▸ **DIRECTION**
Report how many lines include the word "minimum", and nothing besides that number.

▸ **DATASET RECORDS**
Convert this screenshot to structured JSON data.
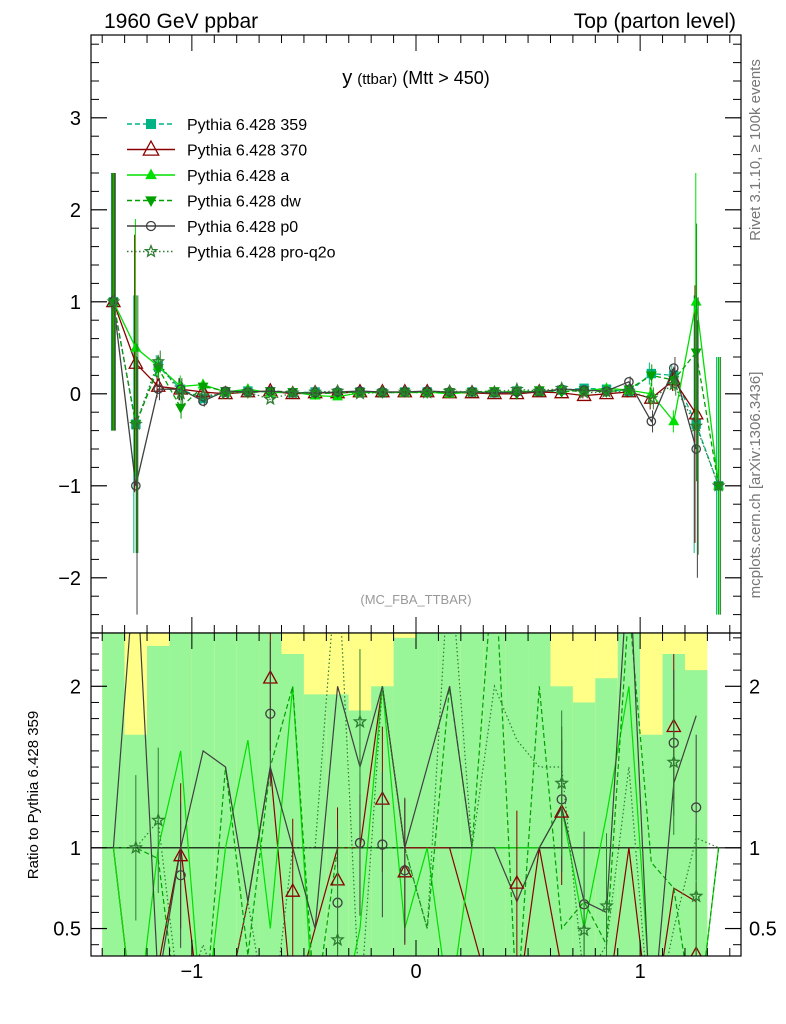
{
  "header": {
    "left": "1960 GeV ppbar",
    "right": "Top (parton level)"
  },
  "side_labels": {
    "rivet": "Rivet 3.1.10, ≥ 100k events",
    "mcplots": "mcplots.cern.ch [arXiv:1306.3436]"
  },
  "chart_data": [
    {
      "type": "line",
      "panel": "main",
      "title": "y (ttbar) (Mtt > 450)",
      "title_main": "y",
      "title_sub": "(ttbar)",
      "title_tail": "(Mtt > 450)",
      "watermark": "(MC_FBA_TTBAR)",
      "xlim": [
        -1.45,
        1.45
      ],
      "ylim": [
        -2.6,
        3.9
      ],
      "x_ticks": [
        -1,
        0,
        1
      ],
      "x_tick_labels": [
        "−1",
        "0",
        "1"
      ],
      "y_ticks": [
        -2,
        -1,
        0,
        1,
        2,
        3
      ],
      "y_tick_labels": [
        "−2",
        "−1",
        "0",
        "1",
        "2",
        "3"
      ],
      "x": [
        -1.35,
        -1.25,
        -1.15,
        -1.05,
        -0.95,
        -0.85,
        -0.75,
        -0.65,
        -0.55,
        -0.45,
        -0.35,
        -0.25,
        -0.15,
        -0.05,
        0.05,
        0.15,
        0.25,
        0.35,
        0.45,
        0.55,
        0.65,
        0.75,
        0.85,
        0.95,
        1.05,
        1.15,
        1.25,
        1.35
      ],
      "series": [
        {
          "name": "Pythia 6.428 359",
          "color": "#00b386",
          "marker": "square",
          "dash": "5,3",
          "values": [
            1.0,
            -0.33,
            0.3,
            0.05,
            -0.05,
            0.02,
            0.03,
            0.02,
            0.01,
            0.02,
            0.01,
            0.02,
            0.01,
            0.02,
            0.02,
            0.01,
            0.02,
            0.01,
            0.03,
            0.02,
            0.04,
            0.06,
            0.05,
            0.02,
            0.22,
            0.2,
            -0.33,
            -1.0
          ]
        },
        {
          "name": "Pythia 6.428 370",
          "color": "#8b0000",
          "marker": "triangle-open",
          "dash": "",
          "values": [
            1.0,
            0.33,
            0.08,
            0.05,
            0.02,
            0.0,
            0.02,
            0.03,
            0.0,
            0.01,
            0.01,
            0.02,
            0.02,
            0.02,
            0.02,
            0.01,
            0.01,
            0.0,
            0.0,
            0.02,
            0.01,
            -0.02,
            0.0,
            0.02,
            -0.05,
            0.15,
            -0.22,
            null
          ]
        },
        {
          "name": "Pythia 6.428 a",
          "color": "#00e000",
          "marker": "triangle",
          "dash": "",
          "values": [
            1.0,
            0.5,
            0.3,
            0.08,
            0.1,
            0.02,
            0.05,
            0.01,
            0.02,
            -0.02,
            -0.03,
            0.01,
            0.02,
            0.01,
            0.02,
            0.0,
            0.02,
            0.01,
            0.03,
            0.02,
            0.05,
            0.03,
            0.06,
            0.04,
            0.0,
            -0.3,
            1.0,
            -1.0
          ]
        },
        {
          "name": "Pythia 6.428 dw",
          "color": "#00a000",
          "marker": "triangle-down",
          "dash": "5,3",
          "values": [
            1.0,
            -0.33,
            0.28,
            -0.15,
            0.08,
            0.03,
            0.01,
            0.03,
            0.02,
            0.0,
            0.01,
            0.02,
            0.01,
            0.02,
            0.01,
            0.02,
            0.02,
            0.03,
            0.0,
            0.04,
            0.02,
            0.04,
            0.02,
            0.05,
            0.2,
            0.15,
            0.45,
            -1.0
          ]
        },
        {
          "name": "Pythia 6.428 p0",
          "color": "#404040",
          "marker": "circle-open",
          "dash": "",
          "values": [
            1.0,
            -1.0,
            0.05,
            0.05,
            -0.08,
            0.03,
            0.02,
            0.03,
            0.01,
            0.01,
            0.02,
            0.03,
            0.02,
            0.02,
            0.03,
            0.02,
            0.02,
            0.01,
            0.02,
            0.02,
            0.05,
            0.04,
            0.03,
            0.13,
            -0.3,
            0.28,
            -0.6,
            null
          ]
        },
        {
          "name": "Pythia 6.428 pro-q2o",
          "color": "#2e7d32",
          "marker": "star-open",
          "dash": "1.5,2.5",
          "values": [
            1.0,
            -0.33,
            0.35,
            0.0,
            -0.02,
            0.0,
            0.02,
            -0.06,
            0.01,
            0.02,
            0.03,
            0.0,
            0.02,
            0.02,
            0.01,
            0.03,
            0.02,
            0.02,
            0.05,
            0.03,
            0.06,
            0.01,
            0.02,
            0.03,
            -0.05,
            0.1,
            -0.35,
            -1.0
          ]
        }
      ]
    },
    {
      "type": "line",
      "panel": "ratio",
      "ylabel": "Ratio to Pythia 6.428 359",
      "xlim": [
        -1.45,
        1.45
      ],
      "ylim": [
        0.33,
        2.33
      ],
      "y_ticks": [
        0.5,
        1,
        2
      ],
      "y_tick_labels": [
        "0.5",
        "1",
        "2"
      ],
      "band_yellow_top": [
        2.33,
        2.33,
        2.33,
        2.33,
        2.33,
        2.33,
        2.33,
        2.33,
        2.33,
        2.33,
        2.33,
        2.33,
        2.33,
        2.33,
        2.33,
        2.33,
        2.33,
        2.33,
        2.33,
        2.33,
        2.33,
        2.33,
        2.33,
        2.33,
        2.33,
        2.33,
        2.33,
        2.33
      ],
      "band_green_top": [
        2.33,
        1.7,
        2.25,
        2.33,
        2.33,
        2.33,
        2.33,
        2.33,
        2.2,
        1.95,
        1.95,
        1.85,
        2.0,
        2.3,
        2.33,
        2.33,
        2.33,
        2.33,
        2.33,
        2.33,
        2.0,
        1.9,
        2.05,
        2.33,
        1.7,
        2.2,
        2.1,
        null
      ],
      "x": [
        -1.25,
        -1.15,
        -1.05,
        -0.65,
        -0.55,
        -0.35,
        -0.25,
        -0.15,
        -0.05,
        0.45,
        0.65,
        0.75,
        0.85,
        1.15,
        1.25
      ],
      "series": [
        {
          "name": "Pythia 6.428 370",
          "values": [
            null,
            null,
            0.95,
            2.05,
            0.73,
            0.8,
            null,
            1.3,
            0.85,
            0.78,
            1.22,
            null,
            null,
            1.75,
            0.34
          ]
        },
        {
          "name": "Pythia 6.428 p0",
          "values": [
            null,
            null,
            0.83,
            1.83,
            null,
            0.66,
            1.03,
            1.02,
            0.86,
            null,
            1.3,
            0.65,
            null,
            1.65,
            1.25
          ]
        },
        {
          "name": "Pythia 6.428 pro-q2o",
          "values": [
            1.0,
            1.17,
            null,
            null,
            null,
            0.43,
            1.78,
            null,
            null,
            null,
            1.4,
            0.49,
            0.64,
            1.53,
            0.7
          ]
        }
      ]
    }
  ]
}
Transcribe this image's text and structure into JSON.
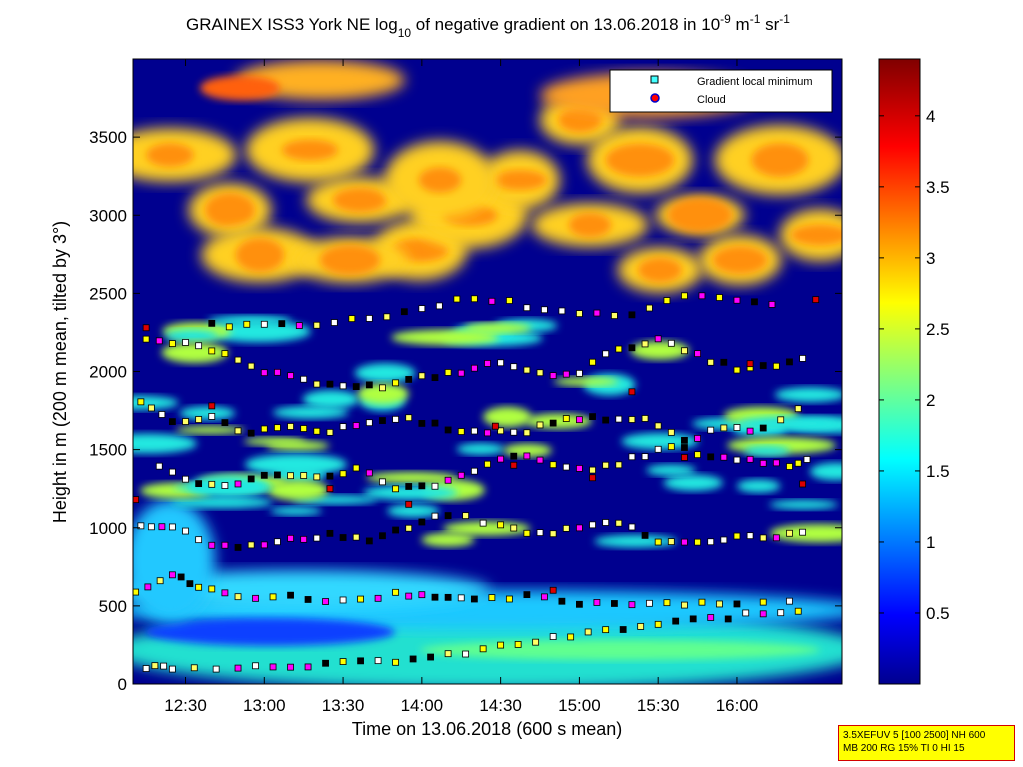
{
  "chart_data": {
    "type": "heatmap",
    "title_parts": [
      "GRAINEX ISS3 York NE log",
      "10",
      " of negative gradient on 13.06.2018 in 10",
      "-9",
      " m",
      "-1",
      " sr",
      "-1"
    ],
    "xlabel": "Time on 13.06.2018 (600 s mean)",
    "ylabel": "Height in m (200 m mean, tilted by 3°)",
    "x_ticks": [
      "12:30",
      "13:00",
      "13:30",
      "14:00",
      "14:30",
      "15:00",
      "15:30",
      "16:00"
    ],
    "x_tick_minutes": [
      750,
      780,
      810,
      840,
      870,
      900,
      930,
      960
    ],
    "xlim_minutes": [
      730,
      1000
    ],
    "y_ticks": [
      0,
      500,
      1000,
      1500,
      2000,
      2500,
      3000,
      3500
    ],
    "ylim": [
      0,
      4000
    ],
    "colorbar": {
      "ticks": [
        0.5,
        1,
        1.5,
        2,
        2.5,
        3,
        3.5,
        4
      ],
      "lim": [
        0,
        4.4
      ],
      "colormap": "jet"
    },
    "legend": {
      "position": "top-right",
      "entries": [
        "Gradient local minimum",
        "Cloud"
      ]
    },
    "series": [
      {
        "name": "Gradient local minimum",
        "marker": "square",
        "color": "#44ffff",
        "layers": [
          {
            "points": [
              [
                731,
                600
              ],
              [
                745,
                700
              ],
              [
                755,
                620
              ],
              [
                770,
                560
              ],
              [
                790,
                560
              ],
              [
                810,
                530
              ],
              [
                830,
                580
              ],
              [
                845,
                570
              ],
              [
                860,
                530
              ],
              [
                880,
                560
              ],
              [
                900,
                520
              ],
              [
                920,
                520
              ],
              [
                940,
                520
              ],
              [
                960,
                520
              ],
              [
                990,
                520
              ]
            ]
          },
          {
            "points": [
              [
                735,
                110
              ],
              [
                745,
                110
              ],
              [
                770,
                110
              ],
              [
                790,
                120
              ],
              [
                810,
                130
              ],
              [
                830,
                150
              ],
              [
                850,
                180
              ],
              [
                870,
                240
              ],
              [
                890,
                290
              ],
              [
                910,
                340
              ],
              [
                930,
                380
              ],
              [
                950,
                420
              ],
              [
                970,
                450
              ],
              [
                990,
                480
              ]
            ]
          },
          {
            "points": [
              [
                733,
                1020
              ],
              [
                745,
                1010
              ],
              [
                760,
                900
              ],
              [
                775,
                880
              ],
              [
                790,
                920
              ],
              [
                805,
                960
              ],
              [
                820,
                920
              ],
              [
                835,
                1000
              ],
              [
                850,
                1090
              ],
              [
                870,
                1010
              ],
              [
                885,
                960
              ],
              [
                900,
                1000
              ],
              [
                915,
                1040
              ],
              [
                930,
                920
              ],
              [
                945,
                900
              ],
              [
                960,
                950
              ],
              [
                975,
                940
              ],
              [
                990,
                1000
              ]
            ]
          },
          {
            "points": [
              [
                740,
                1380
              ],
              [
                755,
                1280
              ],
              [
                770,
                1280
              ],
              [
                785,
                1350
              ],
              [
                800,
                1320
              ],
              [
                815,
                1380
              ],
              [
                830,
                1260
              ],
              [
                845,
                1260
              ],
              [
                860,
                1360
              ],
              [
                875,
                1470
              ],
              [
                890,
                1400
              ],
              [
                905,
                1370
              ],
              [
                920,
                1440
              ],
              [
                935,
                1520
              ],
              [
                950,
                1460
              ],
              [
                965,
                1430
              ],
              [
                980,
                1400
              ],
              [
                990,
                1450
              ]
            ]
          },
          {
            "points": [
              [
                733,
                1820
              ],
              [
                745,
                1680
              ],
              [
                760,
                1700
              ],
              [
                775,
                1600
              ],
              [
                790,
                1660
              ],
              [
                805,
                1610
              ],
              [
                820,
                1680
              ],
              [
                835,
                1700
              ],
              [
                850,
                1640
              ],
              [
                865,
                1600
              ],
              [
                880,
                1620
              ],
              [
                895,
                1700
              ],
              [
                910,
                1700
              ],
              [
                925,
                1700
              ],
              [
                940,
                1550
              ],
              [
                955,
                1640
              ],
              [
                970,
                1630
              ],
              [
                990,
                1840
              ]
            ]
          },
          {
            "points": [
              [
                735,
                2220
              ],
              [
                750,
                2180
              ],
              [
                765,
                2100
              ],
              [
                780,
                2000
              ],
              [
                795,
                1940
              ],
              [
                810,
                1920
              ],
              [
                825,
                1900
              ],
              [
                840,
                1960
              ],
              [
                855,
                2000
              ],
              [
                870,
                2060
              ],
              [
                885,
                1980
              ],
              [
                900,
                2000
              ],
              [
                915,
                2150
              ],
              [
                930,
                2200
              ],
              [
                945,
                2100
              ],
              [
                960,
                2020
              ],
              [
                975,
                2030
              ],
              [
                990,
                2100
              ]
            ]
          },
          {
            "points": [
              [
                760,
                2300
              ],
              [
                780,
                2290
              ],
              [
                800,
                2300
              ],
              [
                820,
                2340
              ],
              [
                840,
                2400
              ],
              [
                860,
                2480
              ],
              [
                880,
                2420
              ],
              [
                900,
                2380
              ],
              [
                920,
                2360
              ],
              [
                940,
                2480
              ],
              [
                960,
                2450
              ],
              [
                980,
                2420
              ]
            ]
          }
        ]
      },
      {
        "name": "Cloud",
        "marker": "circle",
        "color": "#ff0000",
        "points": [
          [
            731,
            1180
          ],
          [
            735,
            2280
          ],
          [
            760,
            1780
          ],
          [
            805,
            1250
          ],
          [
            835,
            1150
          ],
          [
            868,
            1650
          ],
          [
            875,
            1400
          ],
          [
            890,
            600
          ],
          [
            905,
            1320
          ],
          [
            920,
            1870
          ],
          [
            940,
            1450
          ],
          [
            965,
            2050
          ],
          [
            985,
            1280
          ],
          [
            990,
            2460
          ]
        ]
      }
    ]
  },
  "info_box": {
    "line1": "3.5XEFUV 5 [100 2500] NH 600",
    "line2": "MB 200 RG 15% TI 0 HI 15"
  }
}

▸ **EXERCISE OUTPUT**
2